[Entries from a page text collection]

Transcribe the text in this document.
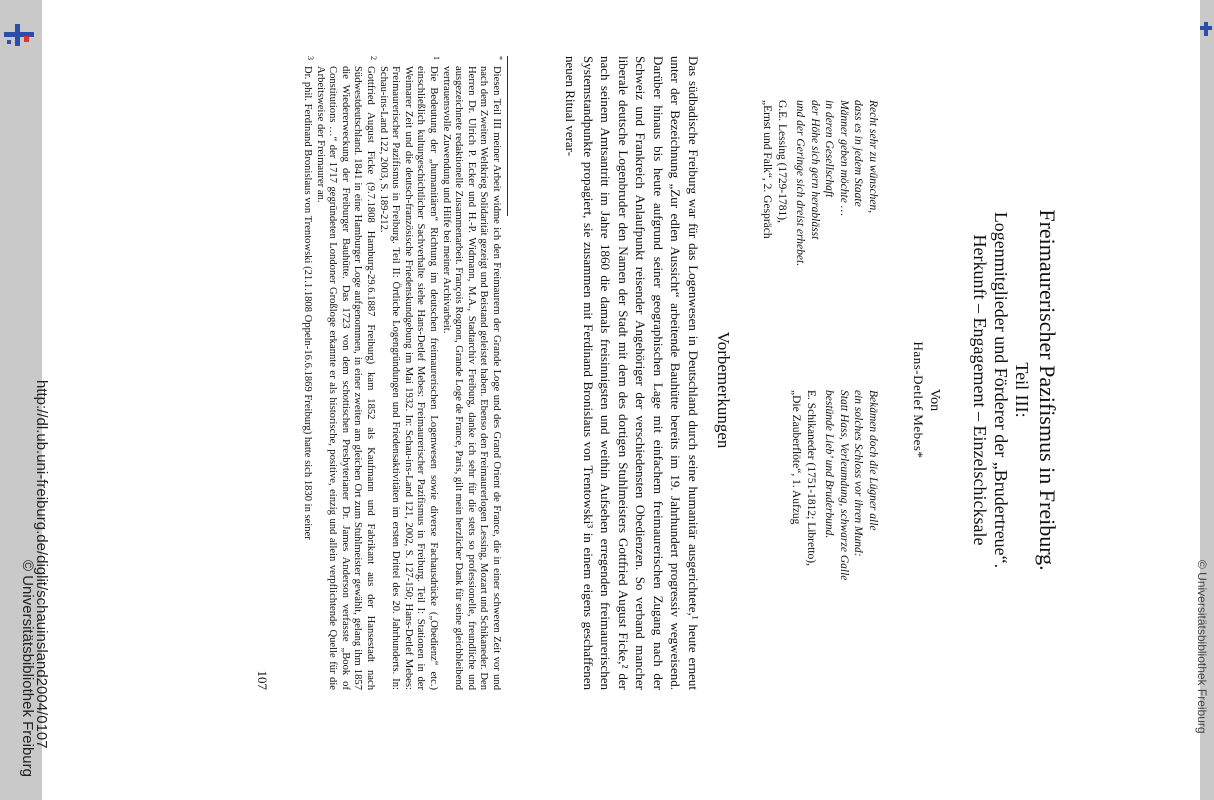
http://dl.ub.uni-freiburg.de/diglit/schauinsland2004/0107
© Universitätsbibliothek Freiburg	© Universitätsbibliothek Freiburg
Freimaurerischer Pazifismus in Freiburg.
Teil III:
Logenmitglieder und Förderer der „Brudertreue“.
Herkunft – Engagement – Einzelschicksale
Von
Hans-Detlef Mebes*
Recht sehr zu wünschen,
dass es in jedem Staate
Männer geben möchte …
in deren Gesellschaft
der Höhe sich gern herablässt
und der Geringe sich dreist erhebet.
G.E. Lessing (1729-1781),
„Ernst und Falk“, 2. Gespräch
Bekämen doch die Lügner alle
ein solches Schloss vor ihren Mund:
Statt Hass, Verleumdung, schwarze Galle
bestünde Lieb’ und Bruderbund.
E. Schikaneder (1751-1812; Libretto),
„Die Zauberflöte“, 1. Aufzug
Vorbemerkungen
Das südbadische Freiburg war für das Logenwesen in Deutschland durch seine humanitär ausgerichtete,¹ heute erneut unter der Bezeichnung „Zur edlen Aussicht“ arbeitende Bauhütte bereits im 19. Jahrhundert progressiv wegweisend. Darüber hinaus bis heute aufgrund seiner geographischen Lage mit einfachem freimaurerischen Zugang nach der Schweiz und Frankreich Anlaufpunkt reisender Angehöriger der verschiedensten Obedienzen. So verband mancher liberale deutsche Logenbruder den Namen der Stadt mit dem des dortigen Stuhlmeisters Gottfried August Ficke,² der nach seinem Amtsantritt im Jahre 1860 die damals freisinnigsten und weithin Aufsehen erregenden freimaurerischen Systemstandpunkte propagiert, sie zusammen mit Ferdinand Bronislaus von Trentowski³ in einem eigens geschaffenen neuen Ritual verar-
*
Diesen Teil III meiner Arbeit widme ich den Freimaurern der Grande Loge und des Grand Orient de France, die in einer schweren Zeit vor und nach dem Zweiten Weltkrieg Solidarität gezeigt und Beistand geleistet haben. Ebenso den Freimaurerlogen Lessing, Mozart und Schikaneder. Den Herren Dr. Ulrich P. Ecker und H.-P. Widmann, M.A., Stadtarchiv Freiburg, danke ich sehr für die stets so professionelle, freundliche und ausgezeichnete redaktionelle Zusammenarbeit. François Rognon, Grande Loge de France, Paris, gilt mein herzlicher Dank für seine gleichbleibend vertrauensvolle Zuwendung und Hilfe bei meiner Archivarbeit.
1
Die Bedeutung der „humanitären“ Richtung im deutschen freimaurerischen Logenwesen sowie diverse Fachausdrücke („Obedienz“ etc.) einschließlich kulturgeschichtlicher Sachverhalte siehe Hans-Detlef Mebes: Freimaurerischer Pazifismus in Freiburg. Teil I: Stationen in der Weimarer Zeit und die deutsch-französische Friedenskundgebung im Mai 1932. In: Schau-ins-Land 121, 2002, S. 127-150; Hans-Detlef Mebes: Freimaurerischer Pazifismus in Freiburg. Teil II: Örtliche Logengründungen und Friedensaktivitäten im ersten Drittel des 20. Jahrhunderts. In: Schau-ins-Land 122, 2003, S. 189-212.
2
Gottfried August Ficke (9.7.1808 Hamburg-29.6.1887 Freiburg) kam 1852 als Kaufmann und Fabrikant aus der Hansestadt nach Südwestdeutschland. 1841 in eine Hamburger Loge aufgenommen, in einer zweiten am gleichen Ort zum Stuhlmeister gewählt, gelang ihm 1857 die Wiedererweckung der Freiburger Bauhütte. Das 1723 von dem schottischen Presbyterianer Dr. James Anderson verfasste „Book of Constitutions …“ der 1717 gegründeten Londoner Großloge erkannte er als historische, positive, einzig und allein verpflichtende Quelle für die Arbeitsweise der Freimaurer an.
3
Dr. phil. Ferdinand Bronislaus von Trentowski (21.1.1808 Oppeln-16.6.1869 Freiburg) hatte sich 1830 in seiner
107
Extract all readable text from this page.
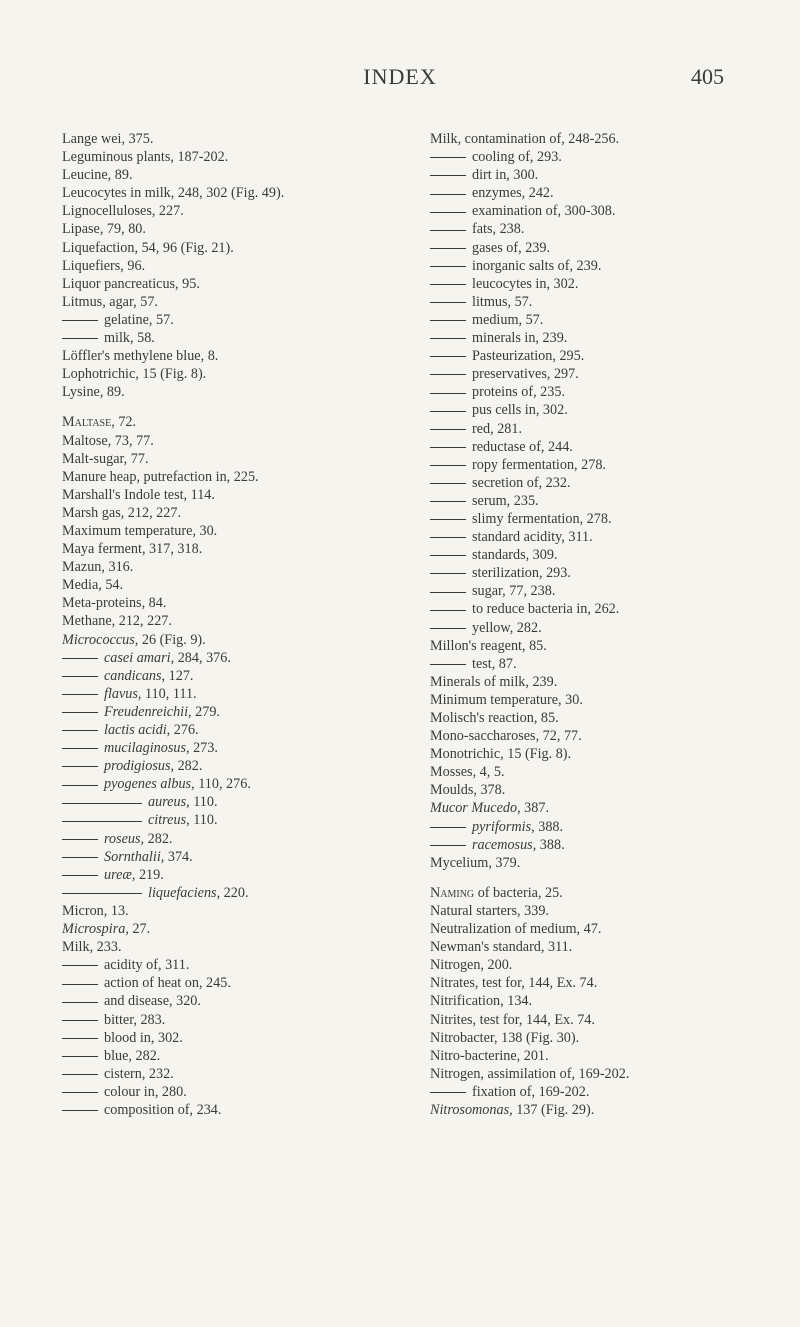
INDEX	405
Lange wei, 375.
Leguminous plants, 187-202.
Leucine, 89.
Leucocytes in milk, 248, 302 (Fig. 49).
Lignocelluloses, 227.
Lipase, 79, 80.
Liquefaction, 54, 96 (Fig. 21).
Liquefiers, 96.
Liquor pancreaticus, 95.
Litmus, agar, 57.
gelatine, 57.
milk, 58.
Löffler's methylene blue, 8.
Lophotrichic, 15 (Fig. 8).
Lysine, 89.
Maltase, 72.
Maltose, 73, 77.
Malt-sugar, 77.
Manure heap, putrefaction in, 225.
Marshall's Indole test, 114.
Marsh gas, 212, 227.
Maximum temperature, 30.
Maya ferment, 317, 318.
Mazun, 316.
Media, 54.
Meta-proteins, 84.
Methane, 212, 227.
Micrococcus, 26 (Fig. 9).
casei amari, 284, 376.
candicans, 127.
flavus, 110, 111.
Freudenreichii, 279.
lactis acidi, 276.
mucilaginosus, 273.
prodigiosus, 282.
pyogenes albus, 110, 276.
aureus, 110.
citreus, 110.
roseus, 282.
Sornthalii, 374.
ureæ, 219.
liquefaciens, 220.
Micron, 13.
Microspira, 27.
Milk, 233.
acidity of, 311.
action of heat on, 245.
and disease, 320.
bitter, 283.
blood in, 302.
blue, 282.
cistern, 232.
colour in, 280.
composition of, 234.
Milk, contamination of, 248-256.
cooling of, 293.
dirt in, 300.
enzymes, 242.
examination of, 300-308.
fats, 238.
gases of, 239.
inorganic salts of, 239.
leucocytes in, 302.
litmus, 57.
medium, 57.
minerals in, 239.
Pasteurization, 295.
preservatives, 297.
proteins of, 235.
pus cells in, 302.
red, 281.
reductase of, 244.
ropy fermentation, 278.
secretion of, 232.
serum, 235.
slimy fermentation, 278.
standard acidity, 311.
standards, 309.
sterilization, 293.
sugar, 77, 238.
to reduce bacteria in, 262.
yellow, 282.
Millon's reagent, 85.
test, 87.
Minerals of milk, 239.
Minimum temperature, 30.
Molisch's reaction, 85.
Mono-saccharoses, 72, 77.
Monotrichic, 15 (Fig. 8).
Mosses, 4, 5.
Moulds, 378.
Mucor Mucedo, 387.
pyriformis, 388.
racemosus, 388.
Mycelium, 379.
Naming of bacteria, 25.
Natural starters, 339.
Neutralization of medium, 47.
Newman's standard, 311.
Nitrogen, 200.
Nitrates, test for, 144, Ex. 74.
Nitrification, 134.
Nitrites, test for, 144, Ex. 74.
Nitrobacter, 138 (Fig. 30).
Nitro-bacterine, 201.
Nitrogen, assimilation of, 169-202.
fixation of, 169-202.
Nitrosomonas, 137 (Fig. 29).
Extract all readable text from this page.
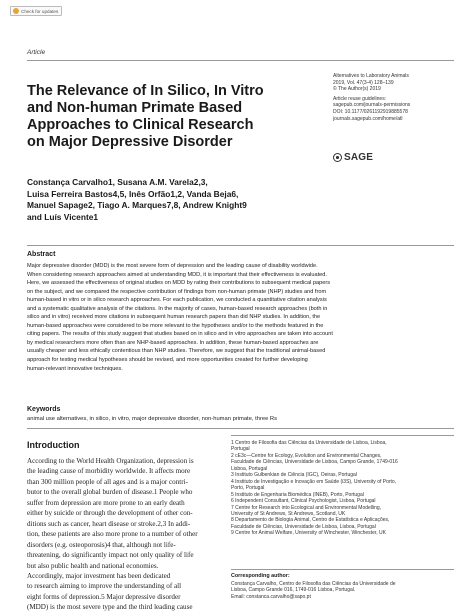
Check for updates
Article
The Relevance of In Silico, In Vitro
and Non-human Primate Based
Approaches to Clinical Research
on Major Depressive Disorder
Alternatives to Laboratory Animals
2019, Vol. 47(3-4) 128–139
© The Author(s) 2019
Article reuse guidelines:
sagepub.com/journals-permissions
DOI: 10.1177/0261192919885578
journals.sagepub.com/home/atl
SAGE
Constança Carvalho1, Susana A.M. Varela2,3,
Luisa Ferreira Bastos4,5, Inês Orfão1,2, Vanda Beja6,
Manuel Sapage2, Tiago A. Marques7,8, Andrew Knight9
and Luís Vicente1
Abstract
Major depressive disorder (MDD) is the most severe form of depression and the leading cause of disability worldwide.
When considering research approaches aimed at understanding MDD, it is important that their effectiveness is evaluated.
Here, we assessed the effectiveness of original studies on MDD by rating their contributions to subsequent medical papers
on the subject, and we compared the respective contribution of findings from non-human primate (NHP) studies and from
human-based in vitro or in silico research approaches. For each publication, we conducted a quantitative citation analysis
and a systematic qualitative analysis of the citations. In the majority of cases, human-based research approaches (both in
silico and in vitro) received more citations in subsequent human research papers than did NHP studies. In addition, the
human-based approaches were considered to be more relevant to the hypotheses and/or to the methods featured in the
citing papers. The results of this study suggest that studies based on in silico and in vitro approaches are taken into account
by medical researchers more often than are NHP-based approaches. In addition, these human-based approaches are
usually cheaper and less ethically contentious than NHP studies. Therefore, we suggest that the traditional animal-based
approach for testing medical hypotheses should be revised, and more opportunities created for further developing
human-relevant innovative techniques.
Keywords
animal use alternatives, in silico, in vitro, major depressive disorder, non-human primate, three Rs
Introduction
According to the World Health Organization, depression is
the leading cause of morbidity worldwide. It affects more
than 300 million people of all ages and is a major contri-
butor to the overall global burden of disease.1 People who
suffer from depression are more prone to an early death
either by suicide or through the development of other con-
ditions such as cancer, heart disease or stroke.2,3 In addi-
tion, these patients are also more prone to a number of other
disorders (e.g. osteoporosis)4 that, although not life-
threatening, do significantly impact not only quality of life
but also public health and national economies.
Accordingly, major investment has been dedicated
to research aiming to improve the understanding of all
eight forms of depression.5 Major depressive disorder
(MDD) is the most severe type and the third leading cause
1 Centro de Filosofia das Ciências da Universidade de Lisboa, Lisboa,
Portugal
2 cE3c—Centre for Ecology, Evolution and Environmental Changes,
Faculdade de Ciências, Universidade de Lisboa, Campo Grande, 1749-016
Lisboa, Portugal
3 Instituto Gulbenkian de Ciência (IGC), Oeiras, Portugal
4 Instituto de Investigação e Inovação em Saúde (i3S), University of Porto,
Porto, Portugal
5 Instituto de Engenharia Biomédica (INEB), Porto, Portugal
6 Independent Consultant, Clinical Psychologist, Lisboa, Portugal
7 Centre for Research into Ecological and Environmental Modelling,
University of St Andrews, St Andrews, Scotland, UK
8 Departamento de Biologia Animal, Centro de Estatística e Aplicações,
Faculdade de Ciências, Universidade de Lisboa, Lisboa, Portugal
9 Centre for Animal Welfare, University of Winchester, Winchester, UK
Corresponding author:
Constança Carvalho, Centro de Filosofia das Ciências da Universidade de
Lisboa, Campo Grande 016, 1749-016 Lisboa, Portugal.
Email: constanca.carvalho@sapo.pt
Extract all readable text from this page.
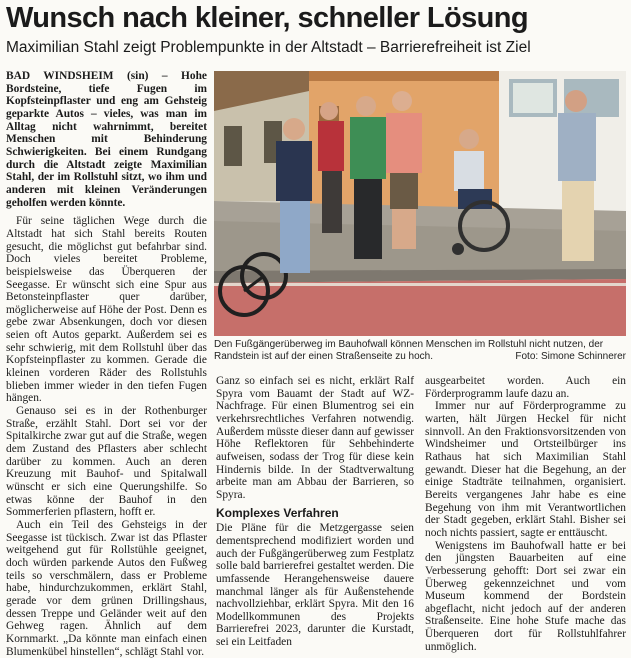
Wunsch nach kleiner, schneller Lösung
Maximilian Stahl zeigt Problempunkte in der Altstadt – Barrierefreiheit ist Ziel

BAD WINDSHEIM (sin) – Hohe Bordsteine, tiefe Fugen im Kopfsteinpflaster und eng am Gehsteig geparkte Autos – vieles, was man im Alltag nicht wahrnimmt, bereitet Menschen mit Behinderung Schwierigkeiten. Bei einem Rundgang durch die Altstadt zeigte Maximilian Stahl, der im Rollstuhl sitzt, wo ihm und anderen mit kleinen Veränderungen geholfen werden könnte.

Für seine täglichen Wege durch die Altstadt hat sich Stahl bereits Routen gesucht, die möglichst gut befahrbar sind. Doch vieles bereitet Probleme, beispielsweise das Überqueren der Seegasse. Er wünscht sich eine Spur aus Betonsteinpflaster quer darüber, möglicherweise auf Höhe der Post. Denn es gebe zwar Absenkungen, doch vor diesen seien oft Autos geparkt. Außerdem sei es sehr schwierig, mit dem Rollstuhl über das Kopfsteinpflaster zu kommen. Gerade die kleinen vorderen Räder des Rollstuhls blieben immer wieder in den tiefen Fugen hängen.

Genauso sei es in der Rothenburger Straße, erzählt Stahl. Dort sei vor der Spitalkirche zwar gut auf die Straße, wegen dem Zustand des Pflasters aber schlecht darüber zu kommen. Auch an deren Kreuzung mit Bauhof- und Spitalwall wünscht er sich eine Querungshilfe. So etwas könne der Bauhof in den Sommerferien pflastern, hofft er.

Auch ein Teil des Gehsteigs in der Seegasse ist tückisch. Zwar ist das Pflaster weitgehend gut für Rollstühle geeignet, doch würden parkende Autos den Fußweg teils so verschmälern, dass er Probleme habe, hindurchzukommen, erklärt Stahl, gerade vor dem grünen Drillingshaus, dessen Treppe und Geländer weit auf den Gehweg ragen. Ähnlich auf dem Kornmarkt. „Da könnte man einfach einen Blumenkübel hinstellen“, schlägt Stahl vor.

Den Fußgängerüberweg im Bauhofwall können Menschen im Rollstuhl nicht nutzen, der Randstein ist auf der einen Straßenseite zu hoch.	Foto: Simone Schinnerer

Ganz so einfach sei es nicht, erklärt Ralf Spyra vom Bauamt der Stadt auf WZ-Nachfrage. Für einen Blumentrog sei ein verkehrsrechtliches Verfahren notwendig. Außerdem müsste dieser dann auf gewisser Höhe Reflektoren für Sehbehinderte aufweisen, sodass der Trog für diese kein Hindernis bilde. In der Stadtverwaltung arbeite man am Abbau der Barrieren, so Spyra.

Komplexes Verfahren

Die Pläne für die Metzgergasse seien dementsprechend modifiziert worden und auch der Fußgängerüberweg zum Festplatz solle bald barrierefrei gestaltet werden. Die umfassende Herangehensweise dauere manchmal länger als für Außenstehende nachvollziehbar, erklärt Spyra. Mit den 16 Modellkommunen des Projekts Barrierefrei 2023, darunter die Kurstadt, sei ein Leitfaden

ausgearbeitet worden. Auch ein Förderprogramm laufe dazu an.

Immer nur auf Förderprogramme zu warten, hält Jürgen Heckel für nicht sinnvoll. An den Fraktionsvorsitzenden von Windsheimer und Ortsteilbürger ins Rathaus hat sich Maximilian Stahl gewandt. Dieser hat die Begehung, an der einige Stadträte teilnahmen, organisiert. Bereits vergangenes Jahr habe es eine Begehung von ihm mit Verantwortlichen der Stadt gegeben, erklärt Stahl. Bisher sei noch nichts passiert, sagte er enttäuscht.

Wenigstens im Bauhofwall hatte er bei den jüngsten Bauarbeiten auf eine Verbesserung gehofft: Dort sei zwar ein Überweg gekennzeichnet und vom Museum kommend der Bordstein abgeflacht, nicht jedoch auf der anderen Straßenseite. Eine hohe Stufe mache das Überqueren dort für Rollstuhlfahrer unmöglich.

TASK DESCRIPTION »
Which lines above contain the word "worden"? Copy all of them.

EXPECTED ANSWER »
Die Pläne für die Metzgergasse seien dementsprechend modifiziert worden und auch der Fußgängerüberweg zum Festplatz solle bald barrierefrei gestaltet werden. Die umfassende Herangehensweise dauere manchmal länger als für Außenstehende nachvollziehbar, erklärt Spyra. Mit den 16 Modellkommunen des Projekts Barrierefrei 2023, darunter die Kurstadt, sei ein Leitfaden
ausgearbeitet worden. Auch ein Förderprogramm laufe dazu an.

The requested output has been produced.